● What you need to do:
Using the material that follows, identify and copy each line with the string "People".

● Supplied information:
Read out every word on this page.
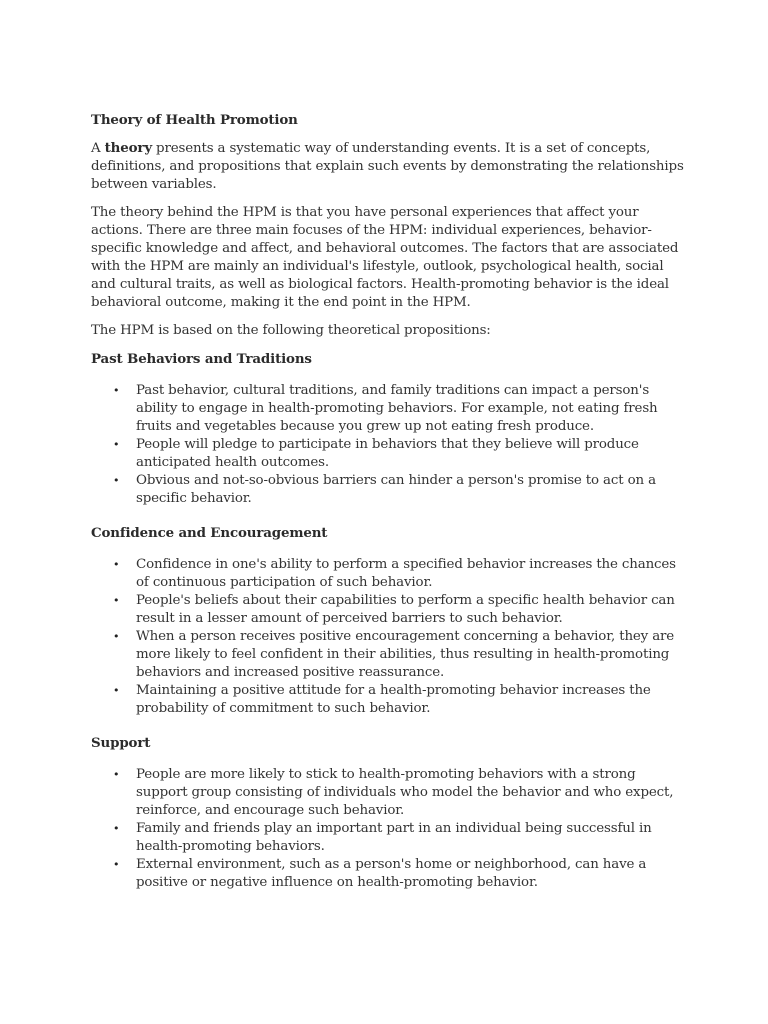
Theory of Health Promotion

A theory presents a systematic way of understanding events. It is a set of concepts, definitions, and propositions that explain such events by demonstrating the relationships between variables.

The theory behind the HPM is that you have personal experiences that affect your actions. There are three main focuses of the HPM: individual experiences, behavior-specific knowledge and affect, and behavioral outcomes. The factors that are associated with the HPM are mainly an individual's lifestyle, outlook, psychological health, social and cultural traits, as well as biological factors. Health-promoting behavior is the ideal behavioral outcome, making it the end point in the HPM.

The HPM is based on the following theoretical propositions:

Past Behaviors and Traditions
• Past behavior, cultural traditions, and family traditions can impact a person's ability to engage in health-promoting behaviors. For example, not eating fresh fruits and vegetables because you grew up not eating fresh produce.
• People will pledge to participate in behaviors that they believe will produce anticipated health outcomes.
• Obvious and not-so-obvious barriers can hinder a person's promise to act on a specific behavior.
Confidence and Encouragement
• Confidence in one's ability to perform a specified behavior increases the chances of continuous participation of such behavior.
• People's beliefs about their capabilities to perform a specific health behavior can result in a lesser amount of perceived barriers to such behavior.
• When a person receives positive encouragement concerning a behavior, they are more likely to feel confident in their abilities, thus resulting in health-promoting behaviors and increased positive reassurance.
• Maintaining a positive attitude for a health-promoting behavior increases the probability of commitment to such behavior.
Support
• People are more likely to stick to health-promoting behaviors with a strong support group consisting of individuals who model the behavior and who expect, reinforce, and encourage such behavior.
• Family and friends play an important part in an individual being successful in health-promoting behaviors.
• External environment, such as a person's home or neighborhood, can have a positive or negative influence on health-promoting behavior.
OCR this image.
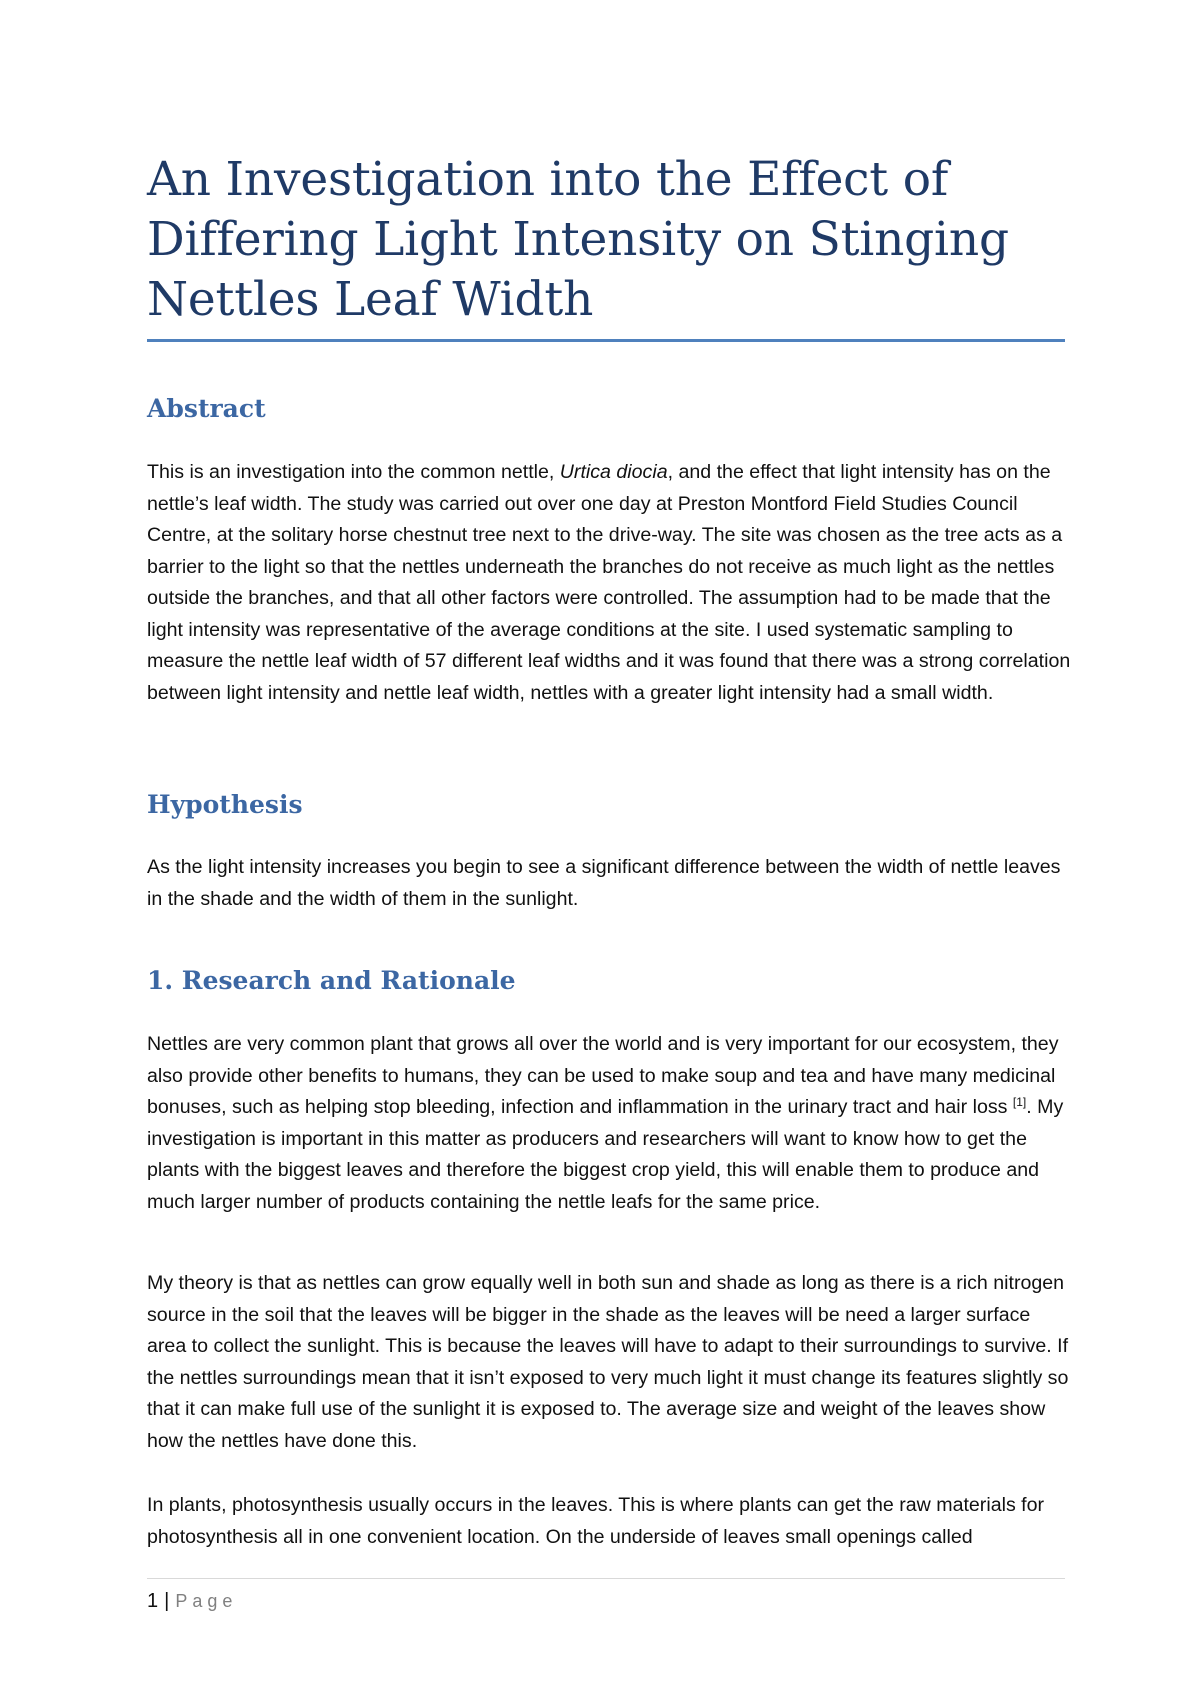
An Investigation into the Effect of Differing Light Intensity on Stinging Nettles Leaf Width
Abstract

This is an investigation into the common nettle, Urtica diocia, and the effect that light intensity has on the nettle’s leaf width. The study was carried out over one day at Preston Montford Field Studies Council Centre, at the solitary horse chestnut tree next to the drive-way. The site was chosen as the tree acts as a barrier to the light so that the nettles underneath the branches do not receive as much light as the nettles outside the branches, and that all other factors were controlled. The assumption had to be made that the light intensity was representative of the average conditions at the site. I used systematic sampling to measure the nettle leaf width of 57 different leaf widths and it was found that there was a strong correlation between light intensity and nettle leaf width, nettles with a greater light intensity had a small width.

Hypothesis

As the light intensity increases you begin to see a significant difference between the width of nettle leaves in the shade and the width of them in the sunlight.

1. Research and Rationale

Nettles are very common plant that grows all over the world and is very important for our ecosystem, they also provide other benefits to humans, they can be used to make soup and tea and have many medicinal bonuses, such as helping stop bleeding, infection and inflammation in the urinary tract and hair loss [1]. My investigation is important in this matter as producers and researchers will want to know how to get the plants with the biggest leaves and therefore the biggest crop yield, this will enable them to produce and much larger number of products containing the nettle leafs for the same price.

My theory is that as nettles can grow equally well in both sun and shade as long as there is a rich nitrogen source in the soil that the leaves will be bigger in the shade as the leaves will be need a larger surface area to collect the sunlight. This is because the leaves will have to adapt to their surroundings to survive. If the nettles surroundings mean that it isn’t exposed to very much light it must change its features slightly so that it can make full use of the sunlight it is exposed to. The average size and weight of the leaves show how the nettles have done this.

In plants, photosynthesis usually occurs in the leaves. This is where plants can get the raw materials for photosynthesis all in one convenient location. On the underside of leaves small openings called

1 | Page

● Answer in full:
• People will pledge to participate in behaviors that they believe will produce anticipated health outcomes.
• People's beliefs about their capabilities to perform a specific health behavior can result in a lesser amount of perceived barriers to such behavior.
• People are more likely to stick to health-promoting behaviors with a strong support group consisting of individuals who model the behavior and who expect, reinforce, and encourage such behavior.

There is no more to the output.